**REQUIRED WORK**: Find every line below that contains the word "structured" and copy it out.

**STORED ROWS**:

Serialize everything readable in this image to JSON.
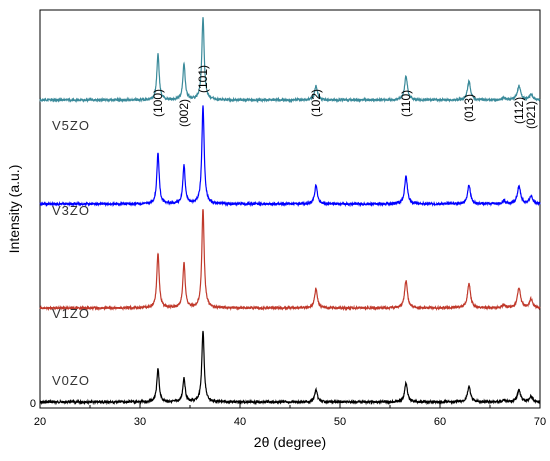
{
  "chart_data": {
    "type": "line",
    "xlabel": "2θ (degree)",
    "ylabel": "Intensity (a.u.)",
    "xlim": [
      20,
      70
    ],
    "xticks": [
      "20",
      "30",
      "40",
      "50",
      "60",
      "70"
    ],
    "yticks": [
      "0"
    ],
    "grid": false,
    "legend": "none",
    "peak_labels": [
      {
        "label": "(100)",
        "x": 31.8
      },
      {
        "label": "(002)",
        "x": 34.4
      },
      {
        "label": "(101)",
        "x": 36.3
      },
      {
        "label": "(102)",
        "x": 47.6
      },
      {
        "label": "(110)",
        "x": 56.6
      },
      {
        "label": "(013)",
        "x": 62.9
      },
      {
        "label": "(112)",
        "x": 67.9
      },
      {
        "label": "(021)",
        "x": 69.1
      }
    ],
    "peaks": [
      {
        "x": 31.8,
        "w": 0.14
      },
      {
        "x": 34.4,
        "w": 0.14
      },
      {
        "x": 36.3,
        "w": 0.14
      },
      {
        "x": 47.6,
        "w": 0.16
      },
      {
        "x": 56.6,
        "w": 0.17
      },
      {
        "x": 62.9,
        "w": 0.18
      },
      {
        "x": 66.4,
        "w": 0.18
      },
      {
        "x": 67.9,
        "w": 0.19
      },
      {
        "x": 69.1,
        "w": 0.19
      }
    ],
    "series": [
      {
        "name": "V0ZO",
        "color": "#000000",
        "offset": 0,
        "intensities": [
          0.3,
          0.22,
          0.65,
          0.11,
          0.17,
          0.14,
          0.02,
          0.11,
          0.05
        ]
      },
      {
        "name": "V1ZO",
        "color": "#c0392b",
        "offset": 94,
        "intensities": [
          0.5,
          0.41,
          0.9,
          0.18,
          0.25,
          0.22,
          0.03,
          0.18,
          0.08
        ]
      },
      {
        "name": "V3ZO",
        "color": "#0000ff",
        "offset": 198,
        "intensities": [
          0.46,
          0.35,
          0.89,
          0.17,
          0.25,
          0.17,
          0.03,
          0.16,
          0.07
        ]
      },
      {
        "name": "V5ZO",
        "color": "#3a8a9a",
        "offset": 302,
        "intensities": [
          0.42,
          0.33,
          0.75,
          0.13,
          0.22,
          0.17,
          0.02,
          0.13,
          0.05
        ]
      }
    ]
  }
}
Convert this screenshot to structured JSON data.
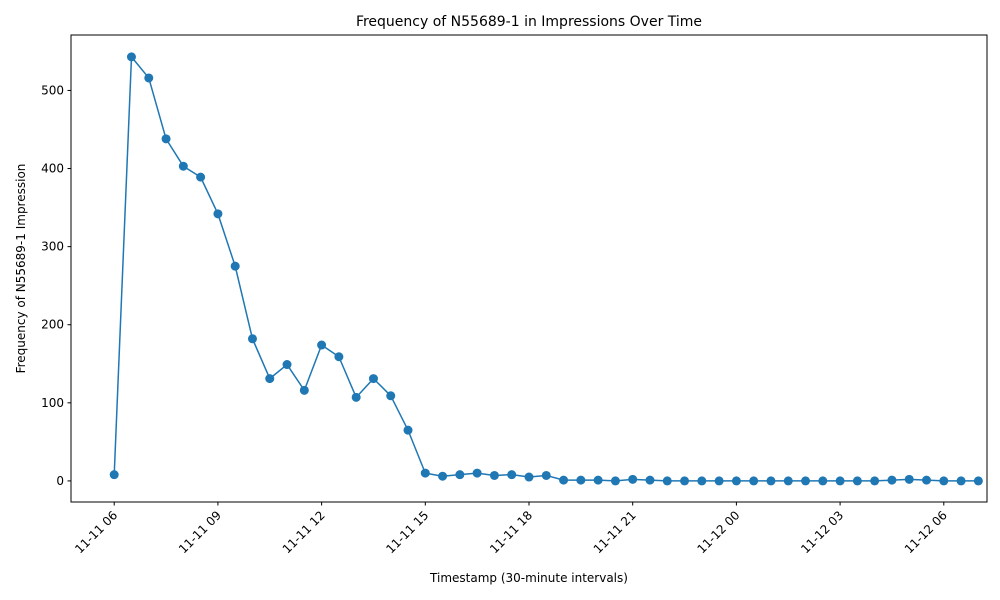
{
  "chart_data": {
    "type": "line",
    "title": "Frequency of N55689-1 in Impressions Over Time",
    "xlabel": "Timestamp (30-minute intervals)",
    "ylabel": "Frequency of N55689-1 Impression",
    "x_start": "2019-11-11 06:00",
    "x_step_minutes": 30,
    "xlim": [
      "2019-11-11 04:45",
      "2019-11-12 07:15"
    ],
    "ylim": [
      -27,
      571
    ],
    "x_ticks": [
      "11-11 06",
      "11-11 09",
      "11-11 12",
      "11-11 15",
      "11-11 18",
      "11-11 21",
      "11-12 00",
      "11-12 03",
      "11-12 06"
    ],
    "y_ticks": [
      "0",
      "100",
      "200",
      "300",
      "400",
      "500"
    ],
    "grid": false,
    "color": "#1f77b4",
    "series": [
      {
        "values": [
          8,
          543,
          516,
          438,
          403,
          389,
          342,
          275,
          182,
          131,
          149,
          116,
          174,
          159,
          107,
          131,
          109,
          65,
          10,
          6,
          8,
          10,
          7,
          8,
          5,
          7,
          1,
          1,
          1,
          0,
          2,
          1,
          0,
          0,
          0,
          0,
          0,
          0,
          0,
          0,
          0,
          0,
          0,
          0,
          0,
          1,
          2,
          1,
          0,
          0,
          0
        ]
      }
    ]
  }
}
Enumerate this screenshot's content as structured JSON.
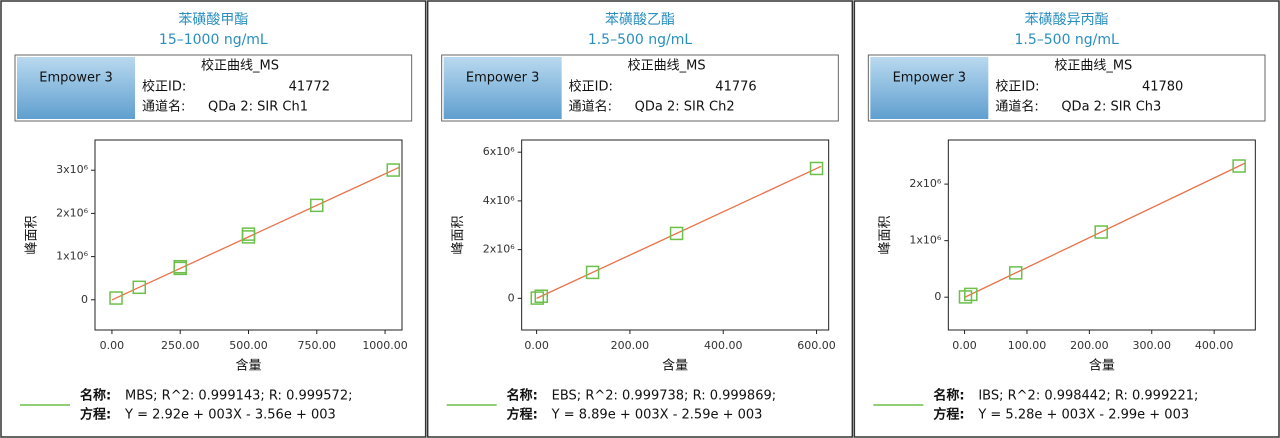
{
  "chart_data": [
    {
      "type": "scatter",
      "title": "苯磺酸甲酯",
      "subtitle": "15–1000 ng/mL",
      "logo": "Empower 3",
      "report_title": "校正曲线_MS",
      "id_label": "校正ID:",
      "id_value": "41772",
      "channel_label": "通道名:",
      "channel_value": "QDa 2: SIR Ch1",
      "xlabel": "含量",
      "ylabel": "峰面积",
      "legend_name_label": "名称:",
      "legend_name": "MBS; R^2: 0.999143; R: 0.999572;",
      "legend_eq_label": "方程:",
      "legend_eq": "Y = 2.92e + 003X - 3.56e + 003",
      "x": [
        15,
        100,
        250,
        250,
        500,
        500,
        750,
        1030
      ],
      "values": [
        40240,
        288440,
        726440,
        766000,
        1456440,
        1520000,
        2186440,
        3004000
      ],
      "color": "#6cbf4a",
      "fit": {
        "x": [
          0,
          1050
        ],
        "values": [
          -3560,
          3062440
        ],
        "color": "#e8734a"
      },
      "xlim": [
        -62,
        1062
      ],
      "ylim": [
        -700000,
        3700000
      ],
      "xticks": [
        {
          "value": 0,
          "label": "0.00"
        },
        {
          "value": 250,
          "label": "250.00"
        },
        {
          "value": 500,
          "label": "500.00"
        },
        {
          "value": 750,
          "label": "750.00"
        },
        {
          "value": 1000,
          "label": "1000.00"
        }
      ],
      "yticks": [
        0,
        {
          "value": 1000000,
          "label": "1x10⁶"
        },
        {
          "value": 2000000,
          "label": "2x10⁶"
        },
        {
          "value": 3000000,
          "label": "3x10⁶"
        }
      ]
    },
    {
      "type": "scatter",
      "title": "苯磺酸乙酯",
      "subtitle": "1.5–500 ng/mL",
      "logo": "Empower 3",
      "report_title": "校正曲线_MS",
      "id_label": "校正ID:",
      "id_value": "41776",
      "channel_label": "通道名:",
      "channel_value": "QDa 2: SIR Ch2",
      "xlabel": "含量",
      "ylabel": "峰面积",
      "legend_name_label": "名称:",
      "legend_name": "EBS; R^2: 0.999738; R: 0.999869;",
      "legend_eq_label": "方程:",
      "legend_eq": "Y = 8.89e + 003X - 2.59e + 003",
      "x": [
        1.5,
        10,
        120,
        300,
        600
      ],
      "values": [
        10745,
        86310,
        1064210,
        2664410,
        5331410
      ],
      "color": "#6cbf4a",
      "fit": {
        "x": [
          0,
          610
        ],
        "values": [
          -2590,
          5420310
        ],
        "color": "#e8734a"
      },
      "xlim": [
        -32,
        626
      ],
      "ylim": [
        -1300000,
        6500000
      ],
      "xticks": [
        {
          "value": 0,
          "label": "0.00"
        },
        {
          "value": 200,
          "label": "200.00"
        },
        {
          "value": 400,
          "label": "400.00"
        },
        {
          "value": 600,
          "label": "600.00"
        }
      ],
      "yticks": [
        0,
        {
          "value": 2000000,
          "label": "2x10⁶"
        },
        {
          "value": 4000000,
          "label": "4x10⁶"
        },
        {
          "value": 6000000,
          "label": "6x10⁶"
        }
      ]
    },
    {
      "type": "scatter",
      "title": "苯磺酸异丙酯",
      "subtitle": "1.5–500 ng/mL",
      "logo": "Empower 3",
      "report_title": "校正曲线_MS",
      "id_label": "校正ID:",
      "id_value": "41780",
      "channel_label": "通道名:",
      "channel_value": "QDa 2: SIR Ch3",
      "xlabel": "含量",
      "ylabel": "峰面积",
      "legend_name_label": "名称:",
      "legend_name": "IBS; R^2: 0.998442; R: 0.999221;",
      "legend_eq_label": "方程:",
      "legend_eq": "Y = 5.28e + 003X - 2.99e + 003",
      "x": [
        1.5,
        10,
        82,
        219,
        440
      ],
      "values": [
        4930,
        49800,
        430000,
        1153000,
        2320000
      ],
      "color": "#6cbf4a",
      "fit": {
        "x": [
          0,
          450
        ],
        "values": [
          -2990,
          2373010
        ],
        "color": "#e8734a"
      },
      "xlim": [
        -26,
        466
      ],
      "ylim": [
        -580000,
        2780000
      ],
      "xticks": [
        {
          "value": 0,
          "label": "0.00"
        },
        {
          "value": 100,
          "label": "100.00"
        },
        {
          "value": 200,
          "label": "200.00"
        },
        {
          "value": 300,
          "label": "300.00"
        },
        {
          "value": 400,
          "label": "400.00"
        }
      ],
      "yticks": [
        0,
        {
          "value": 1000000,
          "label": "1x10⁶"
        },
        {
          "value": 2000000,
          "label": "2x10⁶"
        }
      ]
    }
  ]
}
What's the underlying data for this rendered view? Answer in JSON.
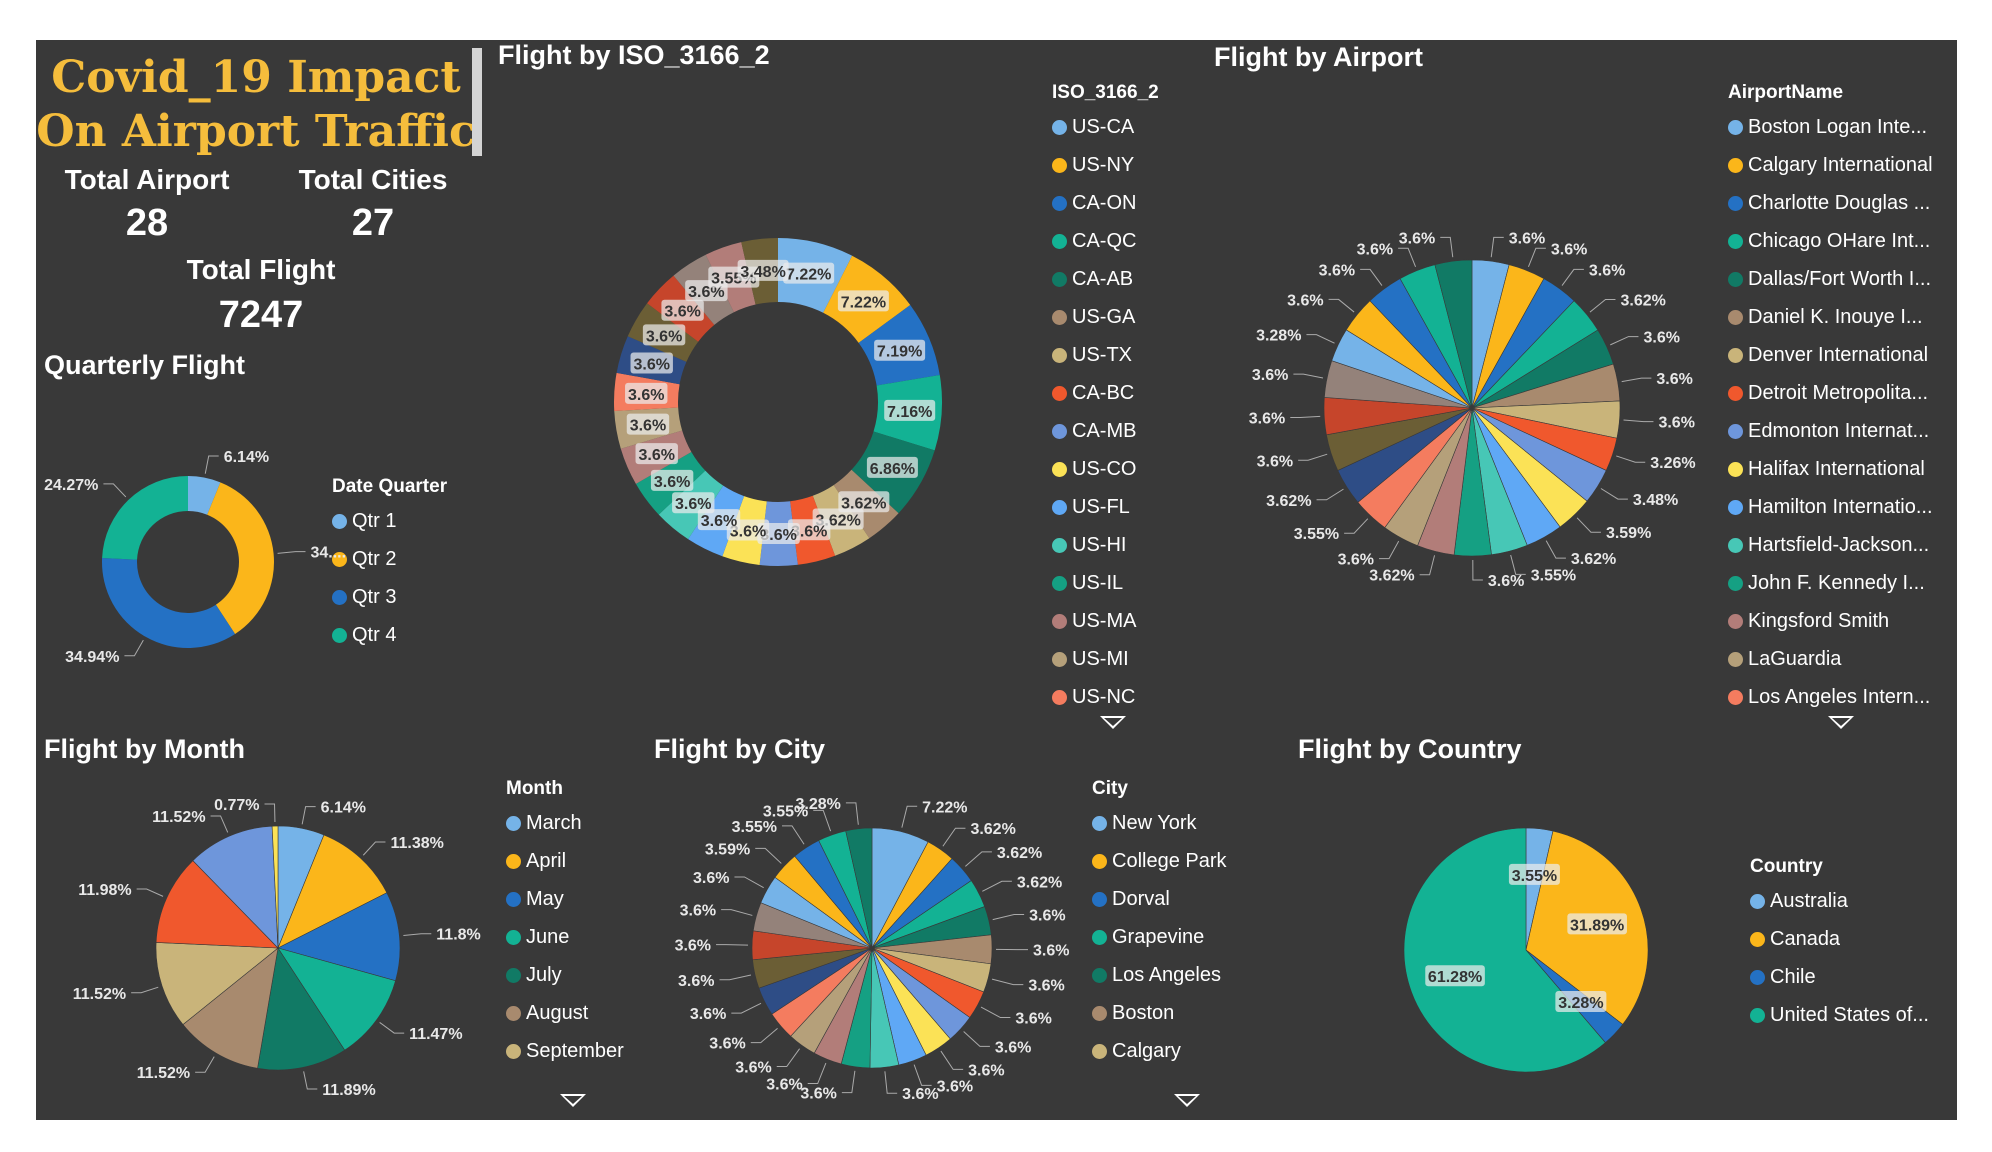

**WRITTEN ANSWER**:
Convert this screenshot to structured JSON data.
Enumerate this screenshot's content as structured JSON.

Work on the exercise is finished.